- [SET PROBLEM]: Read the material below and tally how many lines hold the word "JSON", giving the number and nothing else.

[Extracts from a graphics dataset]
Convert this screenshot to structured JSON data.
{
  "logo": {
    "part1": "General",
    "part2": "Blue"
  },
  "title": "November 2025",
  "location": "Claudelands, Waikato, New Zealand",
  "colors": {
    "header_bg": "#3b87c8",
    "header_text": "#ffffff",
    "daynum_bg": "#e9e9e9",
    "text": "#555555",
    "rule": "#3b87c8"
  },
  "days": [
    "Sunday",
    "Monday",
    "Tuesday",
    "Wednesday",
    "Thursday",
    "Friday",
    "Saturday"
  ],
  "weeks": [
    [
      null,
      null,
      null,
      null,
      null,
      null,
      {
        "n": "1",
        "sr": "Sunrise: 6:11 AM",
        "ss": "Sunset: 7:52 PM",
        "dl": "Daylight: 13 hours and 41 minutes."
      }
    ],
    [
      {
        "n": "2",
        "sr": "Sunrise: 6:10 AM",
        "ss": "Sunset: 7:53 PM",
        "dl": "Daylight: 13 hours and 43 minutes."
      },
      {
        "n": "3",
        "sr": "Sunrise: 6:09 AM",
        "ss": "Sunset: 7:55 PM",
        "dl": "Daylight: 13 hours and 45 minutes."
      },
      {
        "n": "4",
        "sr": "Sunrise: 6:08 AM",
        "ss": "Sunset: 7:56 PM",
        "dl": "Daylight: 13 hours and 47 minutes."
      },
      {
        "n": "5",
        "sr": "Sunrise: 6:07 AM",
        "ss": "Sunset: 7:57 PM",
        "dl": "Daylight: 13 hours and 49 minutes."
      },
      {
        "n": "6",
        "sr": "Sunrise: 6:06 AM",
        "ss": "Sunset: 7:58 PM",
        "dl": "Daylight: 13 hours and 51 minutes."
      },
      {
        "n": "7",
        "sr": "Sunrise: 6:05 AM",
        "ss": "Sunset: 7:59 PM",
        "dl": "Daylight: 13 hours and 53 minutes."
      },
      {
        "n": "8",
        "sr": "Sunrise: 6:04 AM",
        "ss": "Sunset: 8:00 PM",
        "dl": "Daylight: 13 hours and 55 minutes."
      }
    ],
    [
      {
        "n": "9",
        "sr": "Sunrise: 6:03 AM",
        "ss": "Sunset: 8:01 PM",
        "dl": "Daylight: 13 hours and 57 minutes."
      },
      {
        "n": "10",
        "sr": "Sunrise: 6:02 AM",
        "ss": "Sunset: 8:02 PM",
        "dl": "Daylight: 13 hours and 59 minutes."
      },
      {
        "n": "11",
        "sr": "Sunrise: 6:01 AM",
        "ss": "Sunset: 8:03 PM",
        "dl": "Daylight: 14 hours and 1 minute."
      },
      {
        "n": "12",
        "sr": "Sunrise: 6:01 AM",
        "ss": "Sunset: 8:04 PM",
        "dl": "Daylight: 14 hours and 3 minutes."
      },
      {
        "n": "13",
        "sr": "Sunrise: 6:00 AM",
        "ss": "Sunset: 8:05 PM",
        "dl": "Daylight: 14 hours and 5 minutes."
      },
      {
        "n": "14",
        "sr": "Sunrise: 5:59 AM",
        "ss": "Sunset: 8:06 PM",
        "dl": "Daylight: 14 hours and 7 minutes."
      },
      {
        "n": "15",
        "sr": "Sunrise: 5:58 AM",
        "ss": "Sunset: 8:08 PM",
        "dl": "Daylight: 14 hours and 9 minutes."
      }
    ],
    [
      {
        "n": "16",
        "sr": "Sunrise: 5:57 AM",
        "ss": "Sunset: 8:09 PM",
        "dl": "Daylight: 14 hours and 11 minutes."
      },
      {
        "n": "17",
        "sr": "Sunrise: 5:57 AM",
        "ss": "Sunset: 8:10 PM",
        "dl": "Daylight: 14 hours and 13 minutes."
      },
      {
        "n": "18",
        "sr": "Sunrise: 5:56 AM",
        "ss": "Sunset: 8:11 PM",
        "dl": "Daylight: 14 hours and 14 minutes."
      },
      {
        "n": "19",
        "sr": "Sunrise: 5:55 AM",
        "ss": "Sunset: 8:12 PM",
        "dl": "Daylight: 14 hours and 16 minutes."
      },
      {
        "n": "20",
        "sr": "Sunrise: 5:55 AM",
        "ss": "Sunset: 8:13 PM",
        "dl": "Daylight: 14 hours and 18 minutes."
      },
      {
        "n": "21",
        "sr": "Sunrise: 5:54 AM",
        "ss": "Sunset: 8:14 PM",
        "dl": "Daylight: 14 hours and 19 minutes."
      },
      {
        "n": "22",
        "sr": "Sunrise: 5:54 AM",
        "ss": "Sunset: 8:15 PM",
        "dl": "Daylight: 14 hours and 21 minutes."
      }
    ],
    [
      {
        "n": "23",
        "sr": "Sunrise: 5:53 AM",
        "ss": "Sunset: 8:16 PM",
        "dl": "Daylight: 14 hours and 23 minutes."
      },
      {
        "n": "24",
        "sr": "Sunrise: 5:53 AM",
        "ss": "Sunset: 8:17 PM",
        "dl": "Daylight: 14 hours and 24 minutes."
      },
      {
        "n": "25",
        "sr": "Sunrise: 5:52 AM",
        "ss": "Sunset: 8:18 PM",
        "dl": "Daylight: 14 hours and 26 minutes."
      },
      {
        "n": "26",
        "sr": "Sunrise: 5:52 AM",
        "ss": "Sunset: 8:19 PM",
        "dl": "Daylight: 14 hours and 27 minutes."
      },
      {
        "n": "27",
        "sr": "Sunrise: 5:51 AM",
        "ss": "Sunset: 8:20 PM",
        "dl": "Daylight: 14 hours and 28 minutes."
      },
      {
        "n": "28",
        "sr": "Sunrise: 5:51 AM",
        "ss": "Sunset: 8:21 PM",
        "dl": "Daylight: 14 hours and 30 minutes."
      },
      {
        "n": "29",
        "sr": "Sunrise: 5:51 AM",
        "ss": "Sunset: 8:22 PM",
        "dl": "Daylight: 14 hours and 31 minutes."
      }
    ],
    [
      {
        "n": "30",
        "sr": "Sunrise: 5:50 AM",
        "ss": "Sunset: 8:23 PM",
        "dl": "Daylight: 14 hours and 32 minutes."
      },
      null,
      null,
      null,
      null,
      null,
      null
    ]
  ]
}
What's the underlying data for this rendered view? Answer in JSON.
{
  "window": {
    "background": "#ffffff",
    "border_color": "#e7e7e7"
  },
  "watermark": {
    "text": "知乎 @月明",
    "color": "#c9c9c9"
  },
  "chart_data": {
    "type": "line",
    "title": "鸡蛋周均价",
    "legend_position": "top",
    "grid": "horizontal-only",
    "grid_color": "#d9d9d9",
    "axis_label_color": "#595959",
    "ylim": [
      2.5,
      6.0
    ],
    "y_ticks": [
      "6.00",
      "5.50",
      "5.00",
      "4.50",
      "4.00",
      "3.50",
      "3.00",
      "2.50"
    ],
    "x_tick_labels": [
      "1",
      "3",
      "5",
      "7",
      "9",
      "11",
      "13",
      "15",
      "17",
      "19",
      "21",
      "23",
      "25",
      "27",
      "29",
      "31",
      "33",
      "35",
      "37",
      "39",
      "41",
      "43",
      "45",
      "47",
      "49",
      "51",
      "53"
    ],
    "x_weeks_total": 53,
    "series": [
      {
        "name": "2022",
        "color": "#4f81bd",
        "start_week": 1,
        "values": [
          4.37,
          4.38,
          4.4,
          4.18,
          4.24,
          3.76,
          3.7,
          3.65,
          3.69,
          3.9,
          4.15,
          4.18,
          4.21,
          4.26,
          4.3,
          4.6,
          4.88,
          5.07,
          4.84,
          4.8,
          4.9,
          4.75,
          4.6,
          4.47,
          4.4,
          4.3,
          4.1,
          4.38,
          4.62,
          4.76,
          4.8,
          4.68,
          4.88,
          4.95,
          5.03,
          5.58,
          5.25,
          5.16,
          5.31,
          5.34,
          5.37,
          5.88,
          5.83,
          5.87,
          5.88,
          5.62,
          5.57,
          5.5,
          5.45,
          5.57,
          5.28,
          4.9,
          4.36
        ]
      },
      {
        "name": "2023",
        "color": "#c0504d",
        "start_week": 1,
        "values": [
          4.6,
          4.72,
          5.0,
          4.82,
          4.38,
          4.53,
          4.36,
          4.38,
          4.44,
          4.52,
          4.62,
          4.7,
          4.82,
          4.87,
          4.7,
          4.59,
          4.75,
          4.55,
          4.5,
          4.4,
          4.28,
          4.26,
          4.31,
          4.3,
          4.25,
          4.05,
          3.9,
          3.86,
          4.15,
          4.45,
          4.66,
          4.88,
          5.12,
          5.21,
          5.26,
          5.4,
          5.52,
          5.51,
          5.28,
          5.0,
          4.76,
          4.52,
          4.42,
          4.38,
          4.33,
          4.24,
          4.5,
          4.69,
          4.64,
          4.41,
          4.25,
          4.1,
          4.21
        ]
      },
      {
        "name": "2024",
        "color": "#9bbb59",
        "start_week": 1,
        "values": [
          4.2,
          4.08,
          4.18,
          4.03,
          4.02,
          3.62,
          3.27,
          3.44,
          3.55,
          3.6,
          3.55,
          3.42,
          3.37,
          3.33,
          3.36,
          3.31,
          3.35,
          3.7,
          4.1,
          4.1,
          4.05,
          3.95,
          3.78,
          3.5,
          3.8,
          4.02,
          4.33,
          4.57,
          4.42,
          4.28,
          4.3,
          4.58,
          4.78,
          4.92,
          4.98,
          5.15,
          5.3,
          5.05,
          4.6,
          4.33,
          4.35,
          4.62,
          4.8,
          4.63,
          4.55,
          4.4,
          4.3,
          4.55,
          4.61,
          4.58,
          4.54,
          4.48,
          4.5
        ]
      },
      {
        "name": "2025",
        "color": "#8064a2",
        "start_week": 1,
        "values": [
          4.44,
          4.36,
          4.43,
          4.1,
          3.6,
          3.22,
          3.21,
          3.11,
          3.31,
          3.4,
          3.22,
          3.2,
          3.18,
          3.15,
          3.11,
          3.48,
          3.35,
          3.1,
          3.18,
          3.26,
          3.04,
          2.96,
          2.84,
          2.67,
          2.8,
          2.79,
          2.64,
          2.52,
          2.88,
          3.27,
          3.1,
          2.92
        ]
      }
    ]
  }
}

- [COMPLETED TASK]: 2